╭─ Listed entries
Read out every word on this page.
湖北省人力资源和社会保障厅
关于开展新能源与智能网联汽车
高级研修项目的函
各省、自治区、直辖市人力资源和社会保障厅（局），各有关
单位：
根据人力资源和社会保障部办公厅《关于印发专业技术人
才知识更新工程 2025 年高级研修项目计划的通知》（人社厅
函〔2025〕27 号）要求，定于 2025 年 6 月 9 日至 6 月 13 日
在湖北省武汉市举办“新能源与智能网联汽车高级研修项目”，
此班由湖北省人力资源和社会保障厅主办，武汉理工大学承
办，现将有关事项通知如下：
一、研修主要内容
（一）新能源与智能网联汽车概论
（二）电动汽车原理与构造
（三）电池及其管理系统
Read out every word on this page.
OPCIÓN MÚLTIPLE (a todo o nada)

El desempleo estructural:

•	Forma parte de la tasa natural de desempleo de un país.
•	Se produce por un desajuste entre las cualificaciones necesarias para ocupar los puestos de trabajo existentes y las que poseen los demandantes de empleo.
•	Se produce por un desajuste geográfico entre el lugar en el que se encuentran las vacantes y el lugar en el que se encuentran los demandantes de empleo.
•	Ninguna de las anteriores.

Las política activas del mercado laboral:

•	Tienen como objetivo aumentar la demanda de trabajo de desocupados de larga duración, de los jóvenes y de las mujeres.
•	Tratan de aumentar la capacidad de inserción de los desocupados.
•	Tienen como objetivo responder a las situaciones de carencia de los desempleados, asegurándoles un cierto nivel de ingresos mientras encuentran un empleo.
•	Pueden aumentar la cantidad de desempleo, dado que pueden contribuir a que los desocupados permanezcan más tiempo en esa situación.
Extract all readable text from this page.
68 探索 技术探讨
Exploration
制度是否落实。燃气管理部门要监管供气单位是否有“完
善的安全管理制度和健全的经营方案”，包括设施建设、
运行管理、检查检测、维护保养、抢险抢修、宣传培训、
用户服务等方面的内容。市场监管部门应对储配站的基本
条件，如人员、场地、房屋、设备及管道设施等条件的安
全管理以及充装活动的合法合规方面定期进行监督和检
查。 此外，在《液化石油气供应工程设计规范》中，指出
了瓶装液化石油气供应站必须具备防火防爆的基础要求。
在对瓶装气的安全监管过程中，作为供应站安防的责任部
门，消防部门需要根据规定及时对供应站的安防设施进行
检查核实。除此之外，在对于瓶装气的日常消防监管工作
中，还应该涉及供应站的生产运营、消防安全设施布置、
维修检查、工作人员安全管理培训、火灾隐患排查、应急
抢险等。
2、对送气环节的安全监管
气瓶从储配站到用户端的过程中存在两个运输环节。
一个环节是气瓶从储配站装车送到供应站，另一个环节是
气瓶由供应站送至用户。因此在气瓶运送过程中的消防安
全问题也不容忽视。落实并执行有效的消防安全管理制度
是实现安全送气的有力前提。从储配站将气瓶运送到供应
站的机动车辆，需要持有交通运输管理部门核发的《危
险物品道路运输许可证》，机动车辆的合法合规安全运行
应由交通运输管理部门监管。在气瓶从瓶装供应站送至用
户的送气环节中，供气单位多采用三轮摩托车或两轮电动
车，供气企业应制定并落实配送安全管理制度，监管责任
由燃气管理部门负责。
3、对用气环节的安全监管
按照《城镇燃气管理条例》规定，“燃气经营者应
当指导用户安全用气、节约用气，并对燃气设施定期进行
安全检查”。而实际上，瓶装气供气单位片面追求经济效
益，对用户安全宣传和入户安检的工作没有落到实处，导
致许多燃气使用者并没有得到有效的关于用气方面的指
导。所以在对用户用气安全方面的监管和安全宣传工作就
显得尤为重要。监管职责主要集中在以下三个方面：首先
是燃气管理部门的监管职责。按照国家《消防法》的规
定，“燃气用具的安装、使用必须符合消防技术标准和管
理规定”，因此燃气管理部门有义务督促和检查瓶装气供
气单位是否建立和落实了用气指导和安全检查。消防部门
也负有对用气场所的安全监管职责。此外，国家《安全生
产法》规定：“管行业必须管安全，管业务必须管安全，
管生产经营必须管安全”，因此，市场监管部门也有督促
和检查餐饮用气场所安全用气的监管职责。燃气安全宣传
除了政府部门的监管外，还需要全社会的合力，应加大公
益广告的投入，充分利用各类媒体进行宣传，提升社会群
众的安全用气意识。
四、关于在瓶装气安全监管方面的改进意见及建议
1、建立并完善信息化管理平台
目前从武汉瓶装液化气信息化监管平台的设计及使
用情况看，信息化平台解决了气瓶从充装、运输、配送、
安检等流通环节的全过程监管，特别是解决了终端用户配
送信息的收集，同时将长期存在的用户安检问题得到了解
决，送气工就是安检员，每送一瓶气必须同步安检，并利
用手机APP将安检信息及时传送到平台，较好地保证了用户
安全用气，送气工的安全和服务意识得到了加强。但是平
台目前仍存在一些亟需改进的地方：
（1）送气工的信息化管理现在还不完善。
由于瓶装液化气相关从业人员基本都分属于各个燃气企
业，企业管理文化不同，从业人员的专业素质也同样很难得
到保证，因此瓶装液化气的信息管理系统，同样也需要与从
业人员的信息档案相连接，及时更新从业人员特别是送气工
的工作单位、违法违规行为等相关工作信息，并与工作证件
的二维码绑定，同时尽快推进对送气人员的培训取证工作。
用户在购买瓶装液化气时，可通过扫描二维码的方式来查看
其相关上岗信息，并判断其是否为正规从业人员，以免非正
╰─
Quote all the records exactly, please, leaving none out.

Read out every word on this page.
湖北省人力资源和社会保障厅
关于开展新能源与智能网联汽车
高级研修项目的函
各省、自治区、直辖市人力资源和社会保障厅（局），各有关
单位：
根据人力资源和社会保障部办公厅《关于印发专业技术人
才知识更新工程 2025 年高级研修项目计划的通知》（人社厅
函〔2025〕27 号）要求，定于 2025 年 6 月 9 日至 6 月 13 日
在湖北省武汉市举办“新能源与智能网联汽车高级研修项目”，
此班由湖北省人力资源和社会保障厅主办，武汉理工大学承
办，现将有关事项通知如下：
一、研修主要内容
（一）新能源与智能网联汽车概论
（二）电动汽车原理与构造
（三）电池及其管理系统
Read out every word on this page.
OPCIÓN MÚLTIPLE (a todo o nada)

El desempleo estructural:

•	Forma parte de la tasa natural de desempleo de un país.
•	Se produce por un desajuste entre las cualificaciones necesarias para ocupar los puestos de trabajo existentes y las que poseen los demandantes de empleo.
•	Se produce por un desajuste geográfico entre el lugar en el que se encuentran las vacantes y el lugar en el que se encuentran los demandantes de empleo.
•	Ninguna de las anteriores.

Las política activas del mercado laboral:

•	Tienen como objetivo aumentar la demanda de trabajo de desocupados de larga duración, de los jóvenes y de las mujeres.
•	Tratan de aumentar la capacidad de inserción de los desocupados.
•	Tienen como objetivo responder a las situaciones de carencia de los desempleados, asegurándoles un cierto nivel de ingresos mientras encuentran un empleo.
•	Pueden aumentar la cantidad de desempleo, dado que pueden contribuir a que los desocupados permanezcan más tiempo en esa situación.
Extract all readable text from this page.
68 探索 技术探讨
Exploration
制度是否落实。燃气管理部门要监管供气单位是否有“完
善的安全管理制度和健全的经营方案”，包括设施建设、
运行管理、检查检测、维护保养、抢险抢修、宣传培训、
用户服务等方面的内容。市场监管部门应对储配站的基本
条件，如人员、场地、房屋、设备及管道设施等条件的安
全管理以及充装活动的合法合规方面定期进行监督和检
查。 此外，在《液化石油气供应工程设计规范》中，指出
了瓶装液化石油气供应站必须具备防火防爆的基础要求。
在对瓶装气的安全监管过程中，作为供应站安防的责任部
门，消防部门需要根据规定及时对供应站的安防设施进行
检查核实。除此之外，在对于瓶装气的日常消防监管工作
中，还应该涉及供应站的生产运营、消防安全设施布置、
维修检查、工作人员安全管理培训、火灾隐患排查、应急
抢险等。
2、对送气环节的安全监管
气瓶从储配站到用户端的过程中存在两个运输环节。
一个环节是气瓶从储配站装车送到供应站，另一个环节是
气瓶由供应站送至用户。因此在气瓶运送过程中的消防安
全问题也不容忽视。落实并执行有效的消防安全管理制度
是实现安全送气的有力前提。从储配站将气瓶运送到供应
站的机动车辆，需要持有交通运输管理部门核发的《危
险物品道路运输许可证》，机动车辆的合法合规安全运行
应由交通运输管理部门监管。在气瓶从瓶装供应站送至用
户的送气环节中，供气单位多采用三轮摩托车或两轮电动
车，供气企业应制定并落实配送安全管理制度，监管责任
由燃气管理部门负责。
3、对用气环节的安全监管
按照《城镇燃气管理条例》规定，“燃气经营者应
当指导用户安全用气、节约用气，并对燃气设施定期进行
安全检查”。而实际上，瓶装气供气单位片面追求经济效
益，对用户安全宣传和入户安检的工作没有落到实处，导
致许多燃气使用者并没有得到有效的关于用气方面的指
导。所以在对用户用气安全方面的监管和安全宣传工作就
显得尤为重要。监管职责主要集中在以下三个方面：首先
是燃气管理部门的监管职责。按照国家《消防法》的规
定，“燃气用具的安装、使用必须符合消防技术标准和管
理规定”，因此燃气管理部门有义务督促和检查瓶装气供
气单位是否建立和落实了用气指导和安全检查。消防部门
也负有对用气场所的安全监管职责。此外，国家《安全生
产法》规定：“管行业必须管安全，管业务必须管安全，
管生产经营必须管安全”，因此，市场监管部门也有督促
和检查餐饮用气场所安全用气的监管职责。燃气安全宣传
除了政府部门的监管外，还需要全社会的合力，应加大公
益广告的投入，充分利用各类媒体进行宣传，提升社会群
众的安全用气意识。
四、关于在瓶装气安全监管方面的改进意见及建议
1、建立并完善信息化管理平台
目前从武汉瓶装液化气信息化监管平台的设计及使
用情况看，信息化平台解决了气瓶从充装、运输、配送、
安检等流通环节的全过程监管，特别是解决了终端用户配
送信息的收集，同时将长期存在的用户安检问题得到了解
决，送气工就是安检员，每送一瓶气必须同步安检，并利
用手机APP将安检信息及时传送到平台，较好地保证了用户
安全用气，送气工的安全和服务意识得到了加强。但是平
台目前仍存在一些亟需改进的地方：
（1）送气工的信息化管理现在还不完善。
由于瓶装液化气相关从业人员基本都分属于各个燃气企
业，企业管理文化不同，从业人员的专业素质也同样很难得
到保证，因此瓶装液化气的信息管理系统，同样也需要与从
业人员的信息档案相连接，及时更新从业人员特别是送气工
的工作单位、违法违规行为等相关工作信息，并与工作证件
的二维码绑定，同时尽快推进对送气人员的培训取证工作。
用户在购买瓶装液化气时，可通过扫描二维码的方式来查看
其相关上岗信息，并判断其是否为正规从业人员，以免非正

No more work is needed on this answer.